====== Data shown ======
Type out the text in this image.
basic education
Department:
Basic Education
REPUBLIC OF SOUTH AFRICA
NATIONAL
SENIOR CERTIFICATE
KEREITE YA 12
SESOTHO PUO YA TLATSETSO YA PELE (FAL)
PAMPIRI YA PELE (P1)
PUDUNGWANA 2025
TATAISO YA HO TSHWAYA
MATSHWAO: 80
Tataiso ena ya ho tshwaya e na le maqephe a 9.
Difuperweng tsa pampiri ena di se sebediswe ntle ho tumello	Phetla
======
■ Exercise prompt ■
Within the listing above, work out how many lines contain the string "PELE", and reply with that number only.

■ Task solution ■
2